> **Task brief**:
From the listing below, extract every line containing "университет".

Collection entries
= = = = = = =

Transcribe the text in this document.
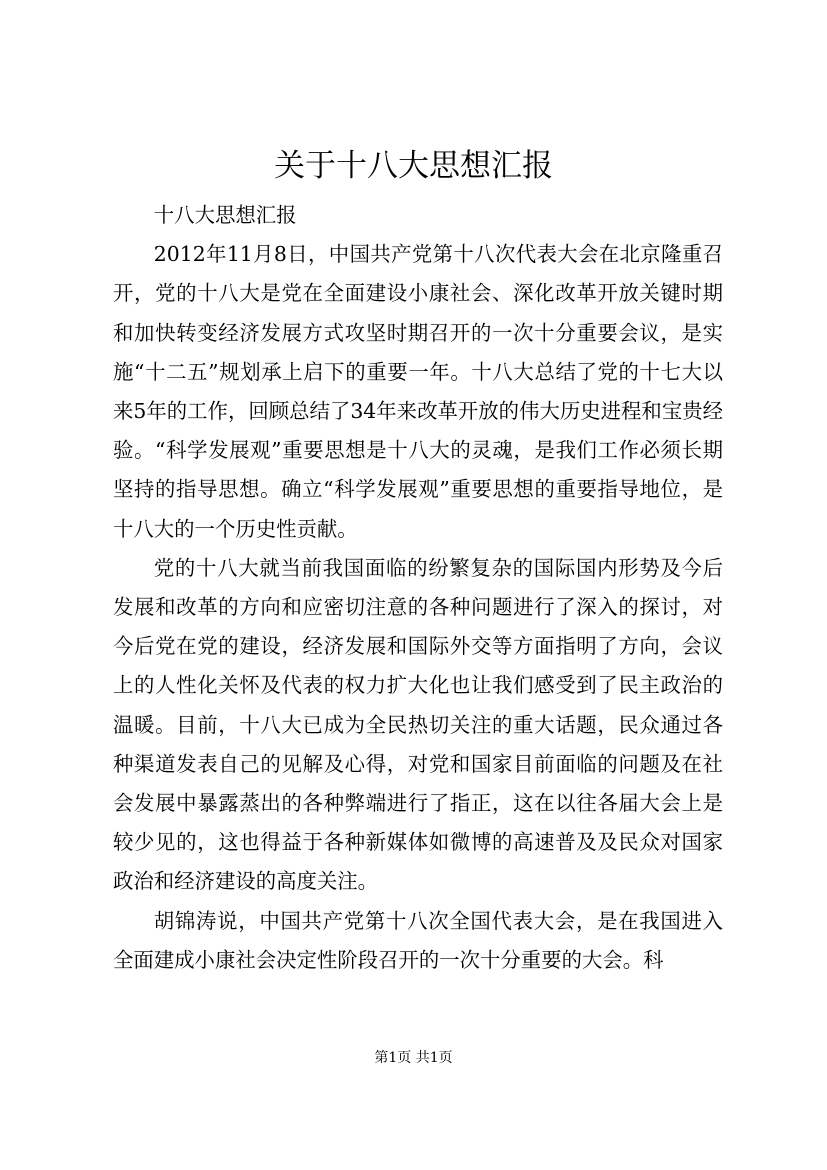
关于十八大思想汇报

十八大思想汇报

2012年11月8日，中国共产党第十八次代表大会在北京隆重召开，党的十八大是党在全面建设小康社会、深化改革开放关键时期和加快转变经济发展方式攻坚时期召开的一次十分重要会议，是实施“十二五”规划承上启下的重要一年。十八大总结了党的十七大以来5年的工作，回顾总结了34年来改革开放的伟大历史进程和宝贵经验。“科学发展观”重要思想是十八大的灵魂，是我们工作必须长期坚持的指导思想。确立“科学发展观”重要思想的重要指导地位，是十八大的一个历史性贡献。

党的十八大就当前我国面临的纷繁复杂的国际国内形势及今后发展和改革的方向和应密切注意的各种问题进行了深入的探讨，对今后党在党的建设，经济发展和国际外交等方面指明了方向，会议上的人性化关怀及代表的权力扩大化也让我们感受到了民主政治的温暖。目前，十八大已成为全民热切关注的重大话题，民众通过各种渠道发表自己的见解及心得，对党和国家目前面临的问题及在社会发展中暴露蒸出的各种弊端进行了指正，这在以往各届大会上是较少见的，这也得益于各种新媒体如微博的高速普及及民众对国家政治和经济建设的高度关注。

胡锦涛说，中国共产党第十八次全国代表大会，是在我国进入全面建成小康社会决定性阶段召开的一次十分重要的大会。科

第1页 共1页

= = = = = = =

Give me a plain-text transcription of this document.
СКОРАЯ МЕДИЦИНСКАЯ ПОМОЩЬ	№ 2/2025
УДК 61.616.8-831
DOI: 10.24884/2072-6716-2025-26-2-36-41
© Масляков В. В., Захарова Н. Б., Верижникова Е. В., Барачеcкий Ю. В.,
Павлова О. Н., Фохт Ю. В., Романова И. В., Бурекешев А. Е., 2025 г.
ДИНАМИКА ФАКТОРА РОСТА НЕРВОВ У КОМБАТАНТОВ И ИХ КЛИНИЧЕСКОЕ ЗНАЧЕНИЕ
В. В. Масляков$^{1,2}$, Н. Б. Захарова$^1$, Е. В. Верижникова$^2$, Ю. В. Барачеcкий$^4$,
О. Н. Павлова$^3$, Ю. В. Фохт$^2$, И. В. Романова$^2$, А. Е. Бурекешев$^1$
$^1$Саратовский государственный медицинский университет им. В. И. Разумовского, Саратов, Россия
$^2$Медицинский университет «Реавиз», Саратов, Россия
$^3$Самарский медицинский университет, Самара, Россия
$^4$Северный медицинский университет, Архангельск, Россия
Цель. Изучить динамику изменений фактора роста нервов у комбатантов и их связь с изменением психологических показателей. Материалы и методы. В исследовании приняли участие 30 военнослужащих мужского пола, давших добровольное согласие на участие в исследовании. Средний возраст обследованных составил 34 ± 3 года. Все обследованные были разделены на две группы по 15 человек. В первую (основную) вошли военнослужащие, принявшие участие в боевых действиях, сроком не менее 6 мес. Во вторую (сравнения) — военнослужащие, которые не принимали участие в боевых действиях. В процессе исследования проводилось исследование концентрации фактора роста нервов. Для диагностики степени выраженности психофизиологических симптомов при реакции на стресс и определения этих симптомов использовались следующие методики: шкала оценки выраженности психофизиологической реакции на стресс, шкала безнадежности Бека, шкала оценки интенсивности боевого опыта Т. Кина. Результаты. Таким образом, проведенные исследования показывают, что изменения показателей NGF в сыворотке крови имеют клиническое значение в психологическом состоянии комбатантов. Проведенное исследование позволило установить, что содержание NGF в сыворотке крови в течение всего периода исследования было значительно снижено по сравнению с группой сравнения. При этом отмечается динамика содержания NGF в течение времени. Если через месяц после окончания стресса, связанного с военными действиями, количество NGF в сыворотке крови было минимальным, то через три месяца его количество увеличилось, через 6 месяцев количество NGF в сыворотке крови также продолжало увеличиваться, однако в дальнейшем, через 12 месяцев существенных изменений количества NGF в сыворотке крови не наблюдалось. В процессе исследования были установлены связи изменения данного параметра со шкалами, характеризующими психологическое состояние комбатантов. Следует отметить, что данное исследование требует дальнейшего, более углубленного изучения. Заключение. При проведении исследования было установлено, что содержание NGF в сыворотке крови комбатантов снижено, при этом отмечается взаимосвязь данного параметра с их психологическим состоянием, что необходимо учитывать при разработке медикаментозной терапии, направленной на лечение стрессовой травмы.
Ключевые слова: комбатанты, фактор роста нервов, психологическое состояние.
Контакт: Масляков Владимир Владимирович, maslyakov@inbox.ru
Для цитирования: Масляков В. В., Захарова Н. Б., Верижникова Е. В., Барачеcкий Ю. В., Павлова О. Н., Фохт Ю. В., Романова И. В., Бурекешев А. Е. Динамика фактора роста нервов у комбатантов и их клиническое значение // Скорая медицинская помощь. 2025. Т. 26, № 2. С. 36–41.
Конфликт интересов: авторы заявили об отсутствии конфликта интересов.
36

= = = = = = =

> **The answer**:
$^1$Саратовский государственный медицинский университет им. В. И. Разумовского, Саратов, Россия
$^2$Медицинский университет «Реавиз», Саратов, Россия
$^3$Самарский медицинский университет, Самара, Россия
$^4$Северный медицинский университет, Архангельск, Россия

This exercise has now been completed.